** Source extract **

BEGIN

Betty Jeffrey was captured by Japanese soldiers in 1942 after the ship carrying her 65 nurses was bombed by three Japanese aircraft. When the ship sank she survived swimming for two days up and down mangrove swamps and inlets. While a prisoner of war she risked certain execution by stealing exercise books and recording her experiences in a diary. The diary later became the basis for a book White Coolies published in 1954. After the war Miss Jeffrey spent two years in hospital recovering from her incarceration. When she was released she and her friend Vivian Bullwinkel drove around Victoria collecting donations towards a living memorial to the nurses who had died. Together they established the Nurses Memorial Centre where she worked until she retired. Bruce Beresfords film Paradise Road was based in part on her book.
Bowes Kelly made his first fortune as a shareholder in B.H.P. and his second in the Mount Lyell copper mine in Tasmania. For at least four decades Bowes Kelly enhanced Australian mining and manufacturing. He was a director of B.H.P. for 45 years, a director of several banks and companies and a member of Malvern Shire Council, 1892-96. Bowes Kelly and his family lived at Waiora and then later at Moorakyne both in Glenferrie Road.

END

[Page layout parsing data]
BEGIN

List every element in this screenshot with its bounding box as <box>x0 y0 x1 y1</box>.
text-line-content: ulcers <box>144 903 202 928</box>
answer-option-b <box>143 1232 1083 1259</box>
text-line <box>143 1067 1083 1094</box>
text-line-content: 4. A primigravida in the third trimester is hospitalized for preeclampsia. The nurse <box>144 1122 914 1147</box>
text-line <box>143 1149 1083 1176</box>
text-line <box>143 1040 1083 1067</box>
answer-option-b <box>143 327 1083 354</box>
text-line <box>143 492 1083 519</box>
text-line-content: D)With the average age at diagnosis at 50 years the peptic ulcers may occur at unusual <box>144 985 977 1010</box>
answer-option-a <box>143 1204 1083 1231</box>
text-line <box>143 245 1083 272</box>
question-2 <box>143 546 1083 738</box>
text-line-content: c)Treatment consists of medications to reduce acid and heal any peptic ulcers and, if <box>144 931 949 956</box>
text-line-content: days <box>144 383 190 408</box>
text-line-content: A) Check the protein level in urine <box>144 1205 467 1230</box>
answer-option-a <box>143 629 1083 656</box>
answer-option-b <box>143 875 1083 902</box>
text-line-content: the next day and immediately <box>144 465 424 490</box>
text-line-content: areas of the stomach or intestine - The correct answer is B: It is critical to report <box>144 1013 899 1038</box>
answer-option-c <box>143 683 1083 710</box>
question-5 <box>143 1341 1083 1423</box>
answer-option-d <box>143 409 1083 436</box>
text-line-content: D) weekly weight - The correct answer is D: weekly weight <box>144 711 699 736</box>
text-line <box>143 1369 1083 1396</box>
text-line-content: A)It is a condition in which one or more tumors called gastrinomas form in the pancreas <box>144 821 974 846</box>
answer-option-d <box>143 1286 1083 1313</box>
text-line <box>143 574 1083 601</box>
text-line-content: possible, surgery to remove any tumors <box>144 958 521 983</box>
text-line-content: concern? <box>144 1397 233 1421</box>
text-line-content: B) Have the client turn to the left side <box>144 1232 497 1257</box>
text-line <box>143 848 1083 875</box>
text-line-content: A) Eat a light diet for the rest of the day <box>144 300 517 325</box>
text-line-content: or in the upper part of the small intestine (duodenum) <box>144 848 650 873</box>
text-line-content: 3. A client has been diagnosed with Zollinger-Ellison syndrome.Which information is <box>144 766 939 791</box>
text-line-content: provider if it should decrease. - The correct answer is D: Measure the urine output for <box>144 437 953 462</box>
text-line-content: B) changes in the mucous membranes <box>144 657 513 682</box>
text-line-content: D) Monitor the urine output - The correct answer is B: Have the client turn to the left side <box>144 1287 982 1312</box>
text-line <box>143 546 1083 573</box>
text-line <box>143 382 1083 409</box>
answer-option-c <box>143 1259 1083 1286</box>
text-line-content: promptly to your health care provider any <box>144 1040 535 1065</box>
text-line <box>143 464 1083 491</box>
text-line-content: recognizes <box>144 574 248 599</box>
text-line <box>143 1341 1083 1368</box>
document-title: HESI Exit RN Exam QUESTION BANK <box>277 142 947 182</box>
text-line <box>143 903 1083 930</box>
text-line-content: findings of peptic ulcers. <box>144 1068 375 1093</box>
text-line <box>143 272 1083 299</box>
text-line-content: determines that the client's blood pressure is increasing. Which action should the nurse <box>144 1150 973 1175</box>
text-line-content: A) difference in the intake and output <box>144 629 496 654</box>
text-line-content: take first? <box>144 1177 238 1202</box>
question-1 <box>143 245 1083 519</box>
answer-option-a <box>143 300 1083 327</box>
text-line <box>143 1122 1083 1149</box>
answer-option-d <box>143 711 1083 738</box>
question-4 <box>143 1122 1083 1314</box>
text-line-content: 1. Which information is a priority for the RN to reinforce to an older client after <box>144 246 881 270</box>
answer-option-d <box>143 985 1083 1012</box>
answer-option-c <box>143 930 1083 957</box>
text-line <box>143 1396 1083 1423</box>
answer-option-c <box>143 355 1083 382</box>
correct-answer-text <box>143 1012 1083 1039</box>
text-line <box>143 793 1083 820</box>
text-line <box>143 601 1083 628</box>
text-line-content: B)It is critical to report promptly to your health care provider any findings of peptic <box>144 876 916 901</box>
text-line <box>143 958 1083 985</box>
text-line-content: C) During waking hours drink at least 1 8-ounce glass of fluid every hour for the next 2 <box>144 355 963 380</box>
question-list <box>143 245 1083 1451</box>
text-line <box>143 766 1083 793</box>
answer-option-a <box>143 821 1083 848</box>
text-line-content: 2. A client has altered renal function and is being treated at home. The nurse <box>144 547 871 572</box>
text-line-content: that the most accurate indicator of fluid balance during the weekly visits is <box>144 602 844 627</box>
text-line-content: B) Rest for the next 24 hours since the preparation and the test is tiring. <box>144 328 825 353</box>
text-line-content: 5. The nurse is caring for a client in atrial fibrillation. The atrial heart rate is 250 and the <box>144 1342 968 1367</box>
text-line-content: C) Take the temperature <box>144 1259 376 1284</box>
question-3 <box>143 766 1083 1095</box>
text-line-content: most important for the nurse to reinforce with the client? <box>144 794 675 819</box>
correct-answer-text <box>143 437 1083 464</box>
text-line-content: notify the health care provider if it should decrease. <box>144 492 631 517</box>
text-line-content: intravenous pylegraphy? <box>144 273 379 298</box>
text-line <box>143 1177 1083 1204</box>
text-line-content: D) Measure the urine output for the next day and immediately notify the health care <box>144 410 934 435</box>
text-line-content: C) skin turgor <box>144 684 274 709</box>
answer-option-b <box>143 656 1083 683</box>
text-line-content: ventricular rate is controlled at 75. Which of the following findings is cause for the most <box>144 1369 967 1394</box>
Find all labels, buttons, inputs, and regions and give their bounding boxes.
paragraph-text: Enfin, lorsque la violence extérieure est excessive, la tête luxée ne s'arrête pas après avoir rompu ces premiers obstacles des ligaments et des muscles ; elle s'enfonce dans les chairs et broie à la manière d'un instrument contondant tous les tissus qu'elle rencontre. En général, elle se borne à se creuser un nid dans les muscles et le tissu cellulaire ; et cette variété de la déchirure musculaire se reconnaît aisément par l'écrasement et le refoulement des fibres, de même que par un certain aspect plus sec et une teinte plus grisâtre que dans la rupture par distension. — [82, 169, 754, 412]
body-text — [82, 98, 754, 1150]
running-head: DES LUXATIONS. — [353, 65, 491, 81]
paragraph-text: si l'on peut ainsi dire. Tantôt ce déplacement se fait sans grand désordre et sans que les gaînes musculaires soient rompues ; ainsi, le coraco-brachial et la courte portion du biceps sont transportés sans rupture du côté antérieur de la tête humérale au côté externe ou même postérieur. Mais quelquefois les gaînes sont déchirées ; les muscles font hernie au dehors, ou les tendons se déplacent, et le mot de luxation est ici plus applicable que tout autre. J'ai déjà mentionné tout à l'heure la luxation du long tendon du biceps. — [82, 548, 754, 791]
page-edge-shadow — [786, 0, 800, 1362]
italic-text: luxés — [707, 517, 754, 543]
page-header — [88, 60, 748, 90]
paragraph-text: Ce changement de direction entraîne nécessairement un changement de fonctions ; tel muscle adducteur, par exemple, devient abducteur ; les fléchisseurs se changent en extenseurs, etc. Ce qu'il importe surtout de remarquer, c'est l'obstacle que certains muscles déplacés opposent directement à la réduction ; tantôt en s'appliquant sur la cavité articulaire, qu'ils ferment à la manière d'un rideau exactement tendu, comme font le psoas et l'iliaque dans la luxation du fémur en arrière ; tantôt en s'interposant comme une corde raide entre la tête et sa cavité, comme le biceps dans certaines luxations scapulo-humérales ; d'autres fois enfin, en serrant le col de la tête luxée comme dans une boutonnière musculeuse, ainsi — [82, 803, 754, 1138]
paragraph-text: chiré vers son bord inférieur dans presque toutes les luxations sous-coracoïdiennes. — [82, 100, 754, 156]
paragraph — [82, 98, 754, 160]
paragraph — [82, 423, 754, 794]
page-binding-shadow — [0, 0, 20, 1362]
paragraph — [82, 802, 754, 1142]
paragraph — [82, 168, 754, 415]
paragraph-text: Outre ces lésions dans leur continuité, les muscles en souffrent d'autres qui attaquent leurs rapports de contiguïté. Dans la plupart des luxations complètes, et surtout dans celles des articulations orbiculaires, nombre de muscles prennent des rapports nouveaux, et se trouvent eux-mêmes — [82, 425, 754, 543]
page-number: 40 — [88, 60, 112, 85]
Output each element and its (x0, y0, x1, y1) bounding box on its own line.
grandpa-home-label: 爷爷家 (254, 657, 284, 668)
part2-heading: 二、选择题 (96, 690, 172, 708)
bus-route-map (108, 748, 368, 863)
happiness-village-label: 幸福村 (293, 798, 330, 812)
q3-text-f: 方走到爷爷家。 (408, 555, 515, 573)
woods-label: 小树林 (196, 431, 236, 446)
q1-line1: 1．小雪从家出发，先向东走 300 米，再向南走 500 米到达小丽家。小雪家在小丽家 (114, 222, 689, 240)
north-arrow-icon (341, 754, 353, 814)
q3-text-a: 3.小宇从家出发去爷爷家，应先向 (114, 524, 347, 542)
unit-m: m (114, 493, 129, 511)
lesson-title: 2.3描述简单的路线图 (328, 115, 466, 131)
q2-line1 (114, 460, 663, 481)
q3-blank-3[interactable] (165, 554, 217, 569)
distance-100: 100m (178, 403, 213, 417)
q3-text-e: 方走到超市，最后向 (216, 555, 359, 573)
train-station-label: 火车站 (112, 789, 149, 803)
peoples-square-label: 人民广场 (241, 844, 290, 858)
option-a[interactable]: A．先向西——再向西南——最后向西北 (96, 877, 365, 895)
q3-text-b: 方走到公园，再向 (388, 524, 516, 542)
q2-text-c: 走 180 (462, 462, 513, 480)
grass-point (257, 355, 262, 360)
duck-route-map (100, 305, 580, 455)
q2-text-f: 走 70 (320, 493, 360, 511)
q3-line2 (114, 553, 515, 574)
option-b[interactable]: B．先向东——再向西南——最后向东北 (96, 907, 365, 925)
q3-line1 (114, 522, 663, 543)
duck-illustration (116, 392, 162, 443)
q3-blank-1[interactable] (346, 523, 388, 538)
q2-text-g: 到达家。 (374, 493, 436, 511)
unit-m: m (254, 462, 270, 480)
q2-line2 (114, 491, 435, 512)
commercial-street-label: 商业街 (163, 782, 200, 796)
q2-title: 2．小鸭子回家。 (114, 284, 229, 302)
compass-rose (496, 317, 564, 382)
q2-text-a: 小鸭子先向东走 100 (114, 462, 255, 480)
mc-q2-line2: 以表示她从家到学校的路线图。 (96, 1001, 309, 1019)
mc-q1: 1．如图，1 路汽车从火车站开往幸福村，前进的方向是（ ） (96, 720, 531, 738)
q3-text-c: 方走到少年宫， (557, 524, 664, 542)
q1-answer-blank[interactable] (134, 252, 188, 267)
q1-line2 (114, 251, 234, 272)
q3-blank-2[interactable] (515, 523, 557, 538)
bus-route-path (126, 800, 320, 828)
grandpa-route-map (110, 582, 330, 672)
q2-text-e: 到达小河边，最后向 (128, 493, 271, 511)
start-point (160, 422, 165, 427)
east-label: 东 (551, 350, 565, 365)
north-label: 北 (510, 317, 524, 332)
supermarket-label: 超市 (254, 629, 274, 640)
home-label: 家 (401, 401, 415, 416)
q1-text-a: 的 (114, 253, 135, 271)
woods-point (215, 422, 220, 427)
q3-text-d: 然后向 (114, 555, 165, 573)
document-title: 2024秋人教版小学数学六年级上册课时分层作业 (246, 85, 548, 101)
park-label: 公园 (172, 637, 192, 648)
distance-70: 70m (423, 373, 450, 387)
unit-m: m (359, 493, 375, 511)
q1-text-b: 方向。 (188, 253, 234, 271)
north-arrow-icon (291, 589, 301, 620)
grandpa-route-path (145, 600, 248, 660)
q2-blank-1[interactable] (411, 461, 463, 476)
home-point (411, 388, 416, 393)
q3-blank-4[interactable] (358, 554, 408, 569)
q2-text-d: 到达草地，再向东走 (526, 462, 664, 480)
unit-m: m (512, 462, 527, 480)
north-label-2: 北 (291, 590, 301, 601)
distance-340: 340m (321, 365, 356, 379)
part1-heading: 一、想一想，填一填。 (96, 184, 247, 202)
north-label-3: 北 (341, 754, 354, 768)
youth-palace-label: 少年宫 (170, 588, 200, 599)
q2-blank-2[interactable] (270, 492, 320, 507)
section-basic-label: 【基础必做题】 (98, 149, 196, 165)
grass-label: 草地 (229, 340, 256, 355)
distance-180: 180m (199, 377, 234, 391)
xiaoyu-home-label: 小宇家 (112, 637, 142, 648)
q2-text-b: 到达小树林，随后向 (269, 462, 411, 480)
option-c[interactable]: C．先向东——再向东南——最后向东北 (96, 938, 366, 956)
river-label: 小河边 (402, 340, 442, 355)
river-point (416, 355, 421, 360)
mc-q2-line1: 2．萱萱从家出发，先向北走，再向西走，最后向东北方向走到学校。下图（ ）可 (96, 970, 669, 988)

END

** Work request 1 **
Answer these questions from the biographical notes on Betty Jeffrey and Bowes Kelly:
(a) What was the title of the book based on Betty Jeffrey's diary, and in what year was it published?
(b) With whom did Betty Jeffrey drive around Victoria collecting donations?
(c) For how many years was Bowes Kelly a director of B.H.P.?
** Work request 2 **
Extend the biographical notes on Betty Jeffrey and Bowes Kelly by continuing after their last sentence.
The records are separate from the text and have no connection to it.

** Written response 1 **
(a) White Coolies, published in 1954.
(b) Her friend Vivian Bullwinkel.
(c) 45 years.

** Written response 2 **
Kong Meng Lowe was a notable Chinese merchant with an interest in mining. Mrs. Kong Meng was an English woman, the daughter of William Prussia of Tasmania, and Kong Meng married her in the year 1860. They had a large family of sons and daughters. On Sundays, the children marched, headed by their mother, to St. George's Church, where they had their own pew. Kong Meng was a British subject by birth, having been born in Penang, . His father was a merchant in Penang and he sent Kong to the High School there, and afterwards, when sixteen years of age, to the Mauritius for the purpose of studying English, and French, under competent masters. When Kong had learnt the languages, he commenced as an importing merchant, trading with merchants of Mauritius, Calcutta and Singapore. He emigrated to Melbourne in 1853. and in 1854 began business as a merchant. under the trade name of "Kong Meng & Co." in Little Bourke Street. In 1864 he was the owner of vessels, trading between Australia, and China, and he was one of the first to attempt to establish a trade between the Gulf of Carpentaria, now Darwin, and Melbourne. In 1863 the Emperor of the Chinese, Ham Foon, elevated Kong Meng to the rank of Mandarin of the Blue Button, Civil Order. Kong was the head of the Chinese community in Melbourne. He acted as a father to them, supervising the Chinese Club, helping the emigrants to obtain work. and teaching them to honour the British flag. Kong Meng's interest in the children of the village was shown when he gave a picnic to them and their mothers. This picnic took place in, or about the year 1881, and was held on Kong Meng's property called Longwood in Elizabeth Street. The house was built in the early years of the eighteen fifties. The estate of Longwood consisted of 86 acres, the boundaries extending from Elizabeth Street to Tooronga Road and to Gardiner's Creek. At the back of Kong Meng's house was a paddock, and close to the paddock was a tobacco plantation. Kong Meng was also involved in early mining ventures in Victoria. A plaque in Malvern Library commemorates this early Malvern resident.
William Knox was the founding Secretary of Broken Hill Pty. Co. Ltd. In 1901, Knox was elected to the first Parliament of the Commonwealth as the Member for Kooyong. He was a Malvern Shire Councillor from 1892-95 and 1902-10, and Shire President from 1893-95. Knox lived at Ranfurlie from 1891. The property later became Korowa Girls School.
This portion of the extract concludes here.